## [Exercise task]
Reproduce all of the listing below without alteration.

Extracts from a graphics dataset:
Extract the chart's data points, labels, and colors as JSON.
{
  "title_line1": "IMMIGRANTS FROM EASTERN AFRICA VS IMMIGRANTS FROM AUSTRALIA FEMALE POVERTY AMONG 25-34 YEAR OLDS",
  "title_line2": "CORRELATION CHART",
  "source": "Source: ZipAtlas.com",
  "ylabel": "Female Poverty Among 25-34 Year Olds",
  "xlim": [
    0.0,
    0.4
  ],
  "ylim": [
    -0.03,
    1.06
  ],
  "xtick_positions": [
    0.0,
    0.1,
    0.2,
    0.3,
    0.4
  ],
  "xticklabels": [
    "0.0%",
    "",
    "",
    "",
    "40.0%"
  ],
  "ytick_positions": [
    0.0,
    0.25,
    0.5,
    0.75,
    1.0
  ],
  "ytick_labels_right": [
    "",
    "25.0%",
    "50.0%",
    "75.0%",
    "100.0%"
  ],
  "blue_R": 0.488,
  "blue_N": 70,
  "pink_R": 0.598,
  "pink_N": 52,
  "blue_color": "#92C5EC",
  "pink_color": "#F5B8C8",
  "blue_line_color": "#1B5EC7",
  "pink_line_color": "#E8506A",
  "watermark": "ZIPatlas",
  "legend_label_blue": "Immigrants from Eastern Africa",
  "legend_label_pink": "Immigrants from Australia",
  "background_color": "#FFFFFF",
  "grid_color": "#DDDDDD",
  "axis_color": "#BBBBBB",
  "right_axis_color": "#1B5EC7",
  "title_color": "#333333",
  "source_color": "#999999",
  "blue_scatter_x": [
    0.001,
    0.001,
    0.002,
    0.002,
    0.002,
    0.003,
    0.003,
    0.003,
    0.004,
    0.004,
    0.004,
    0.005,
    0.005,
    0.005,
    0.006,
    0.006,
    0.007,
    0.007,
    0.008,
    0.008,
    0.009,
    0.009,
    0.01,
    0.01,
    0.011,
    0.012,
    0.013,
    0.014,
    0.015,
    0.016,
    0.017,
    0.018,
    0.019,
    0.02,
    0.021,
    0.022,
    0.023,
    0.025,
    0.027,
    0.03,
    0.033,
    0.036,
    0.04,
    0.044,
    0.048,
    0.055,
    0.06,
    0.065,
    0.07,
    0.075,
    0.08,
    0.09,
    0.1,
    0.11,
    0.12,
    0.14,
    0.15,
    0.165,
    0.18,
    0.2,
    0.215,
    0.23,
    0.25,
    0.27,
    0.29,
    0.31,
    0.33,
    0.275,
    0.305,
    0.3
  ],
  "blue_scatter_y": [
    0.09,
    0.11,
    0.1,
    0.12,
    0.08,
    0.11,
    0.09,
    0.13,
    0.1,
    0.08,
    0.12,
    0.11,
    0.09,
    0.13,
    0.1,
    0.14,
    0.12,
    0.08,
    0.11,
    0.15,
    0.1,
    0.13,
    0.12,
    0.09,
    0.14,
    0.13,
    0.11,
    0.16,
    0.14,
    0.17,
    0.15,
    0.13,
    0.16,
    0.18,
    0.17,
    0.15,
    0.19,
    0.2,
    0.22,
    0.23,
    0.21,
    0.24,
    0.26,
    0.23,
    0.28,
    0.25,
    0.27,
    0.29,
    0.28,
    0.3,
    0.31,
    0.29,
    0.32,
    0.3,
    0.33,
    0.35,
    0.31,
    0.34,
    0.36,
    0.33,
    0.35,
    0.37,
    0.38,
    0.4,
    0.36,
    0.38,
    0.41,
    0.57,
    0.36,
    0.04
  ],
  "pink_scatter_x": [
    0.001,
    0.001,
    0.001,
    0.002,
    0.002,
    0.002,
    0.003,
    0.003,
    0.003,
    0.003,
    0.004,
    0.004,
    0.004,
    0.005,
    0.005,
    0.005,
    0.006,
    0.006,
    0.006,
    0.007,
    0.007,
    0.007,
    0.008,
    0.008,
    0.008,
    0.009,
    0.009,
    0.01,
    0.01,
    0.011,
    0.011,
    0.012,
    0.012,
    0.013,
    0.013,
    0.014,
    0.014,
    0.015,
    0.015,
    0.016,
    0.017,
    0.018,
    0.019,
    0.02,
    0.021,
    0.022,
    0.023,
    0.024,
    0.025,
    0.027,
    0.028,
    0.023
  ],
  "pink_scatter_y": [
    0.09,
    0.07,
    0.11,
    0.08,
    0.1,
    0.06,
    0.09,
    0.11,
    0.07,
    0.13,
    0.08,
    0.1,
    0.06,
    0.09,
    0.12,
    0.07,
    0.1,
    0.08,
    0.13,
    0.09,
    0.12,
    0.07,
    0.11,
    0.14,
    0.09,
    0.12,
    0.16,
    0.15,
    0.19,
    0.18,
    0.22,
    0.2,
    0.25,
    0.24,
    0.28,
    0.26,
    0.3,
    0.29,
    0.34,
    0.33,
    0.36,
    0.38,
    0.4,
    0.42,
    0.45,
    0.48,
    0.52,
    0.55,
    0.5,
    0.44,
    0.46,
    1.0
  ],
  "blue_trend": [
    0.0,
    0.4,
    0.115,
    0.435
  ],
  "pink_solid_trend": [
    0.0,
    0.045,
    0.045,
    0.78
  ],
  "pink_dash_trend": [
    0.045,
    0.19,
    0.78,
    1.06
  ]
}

## [The answer]
Extract the chart's data points, labels, and colors as JSON.
{
  "title_line1": "IMMIGRANTS FROM EASTERN AFRICA VS IMMIGRANTS FROM AUSTRALIA FEMALE POVERTY AMONG 25-34 YEAR OLDS",
  "title_line2": "CORRELATION CHART",
  "source": "Source: ZipAtlas.com",
  "ylabel": "Female Poverty Among 25-34 Year Olds",
  "xlim": [
    0.0,
    0.4
  ],
  "ylim": [
    -0.03,
    1.06
  ],
  "xtick_positions": [
    0.0,
    0.1,
    0.2,
    0.3,
    0.4
  ],
  "xticklabels": [
    "0.0%",
    "",
    "",
    "",
    "40.0%"
  ],
  "ytick_positions": [
    0.0,
    0.25,
    0.5,
    0.75,
    1.0
  ],
  "ytick_labels_right": [
    "",
    "25.0%",
    "50.0%",
    "75.0%",
    "100.0%"
  ],
  "blue_R": 0.488,
  "blue_N": 70,
  "pink_R": 0.598,
  "pink_N": 52,
  "blue_color": "#92C5EC",
  "pink_color": "#F5B8C8",
  "blue_line_color": "#1B5EC7",
  "pink_line_color": "#E8506A",
  "watermark": "ZIPatlas",
  "legend_label_blue": "Immigrants from Eastern Africa",
  "legend_label_pink": "Immigrants from Australia",
  "background_color": "#FFFFFF",
  "grid_color": "#DDDDDD",
  "axis_color": "#BBBBBB",
  "right_axis_color": "#1B5EC7",
  "title_color": "#333333",
  "source_color": "#999999",
  "blue_scatter_x": [
    0.001,
    0.001,
    0.002,
    0.002,
    0.002,
    0.003,
    0.003,
    0.003,
    0.004,
    0.004,
    0.004,
    0.005,
    0.005,
    0.005,
    0.006,
    0.006,
    0.007,
    0.007,
    0.008,
    0.008,
    0.009,
    0.009,
    0.01,
    0.01,
    0.011,
    0.012,
    0.013,
    0.014,
    0.015,
    0.016,
    0.017,
    0.018,
    0.019,
    0.02,
    0.021,
    0.022,
    0.023,
    0.025,
    0.027,
    0.03,
    0.033,
    0.036,
    0.04,
    0.044,
    0.048,
    0.055,
    0.06,
    0.065,
    0.07,
    0.075,
    0.08,
    0.09,
    0.1,
    0.11,
    0.12,
    0.14,
    0.15,
    0.165,
    0.18,
    0.2,
    0.215,
    0.23,
    0.25,
    0.27,
    0.29,
    0.31,
    0.33,
    0.275,
    0.305,
    0.3
  ],
  "blue_scatter_y": [
    0.09,
    0.11,
    0.1,
    0.12,
    0.08,
    0.11,
    0.09,
    0.13,
    0.1,
    0.08,
    0.12,
    0.11,
    0.09,
    0.13,
    0.1,
    0.14,
    0.12,
    0.08,
    0.11,
    0.15,
    0.1,
    0.13,
    0.12,
    0.09,
    0.14,
    0.13,
    0.11,
    0.16,
    0.14,
    0.17,
    0.15,
    0.13,
    0.16,
    0.18,
    0.17,
    0.15,
    0.19,
    0.2,
    0.22,
    0.23,
    0.21,
    0.24,
    0.26,
    0.23,
    0.28,
    0.25,
    0.27,
    0.29,
    0.28,
    0.3,
    0.31,
    0.29,
    0.32,
    0.3,
    0.33,
    0.35,
    0.31,
    0.34,
    0.36,
    0.33,
    0.35,
    0.37,
    0.38,
    0.4,
    0.36,
    0.38,
    0.41,
    0.57,
    0.36,
    0.04
  ],
  "pink_scatter_x": [
    0.001,
    0.001,
    0.001,
    0.002,
    0.002,
    0.002,
    0.003,
    0.003,
    0.003,
    0.003,
    0.004,
    0.004,
    0.004,
    0.005,
    0.005,
    0.005,
    0.006,
    0.006,
    0.006,
    0.007,
    0.007,
    0.007,
    0.008,
    0.008,
    0.008,
    0.009,
    0.009,
    0.01,
    0.01,
    0.011,
    0.011,
    0.012,
    0.012,
    0.013,
    0.013,
    0.014,
    0.014,
    0.015,
    0.015,
    0.016,
    0.017,
    0.018,
    0.019,
    0.02,
    0.021,
    0.022,
    0.023,
    0.024,
    0.025,
    0.027,
    0.028,
    0.023
  ],
  "pink_scatter_y": [
    0.09,
    0.07,
    0.11,
    0.08,
    0.1,
    0.06,
    0.09,
    0.11,
    0.07,
    0.13,
    0.08,
    0.1,
    0.06,
    0.09,
    0.12,
    0.07,
    0.1,
    0.08,
    0.13,
    0.09,
    0.12,
    0.07,
    0.11,
    0.14,
    0.09,
    0.12,
    0.16,
    0.15,
    0.19,
    0.18,
    0.22,
    0.2,
    0.25,
    0.24,
    0.28,
    0.26,
    0.3,
    0.29,
    0.34,
    0.33,
    0.36,
    0.38,
    0.4,
    0.42,
    0.45,
    0.48,
    0.52,
    0.55,
    0.5,
    0.44,
    0.46,
    1.0
  ],
  "blue_trend": [
    0.0,
    0.4,
    0.115,
    0.435
  ],
  "pink_solid_trend": [
    0.0,
    0.045,
    0.045,
    0.78
  ],
  "pink_dash_trend": [
    0.045,
    0.19,
    0.78,
    1.06
  ]
}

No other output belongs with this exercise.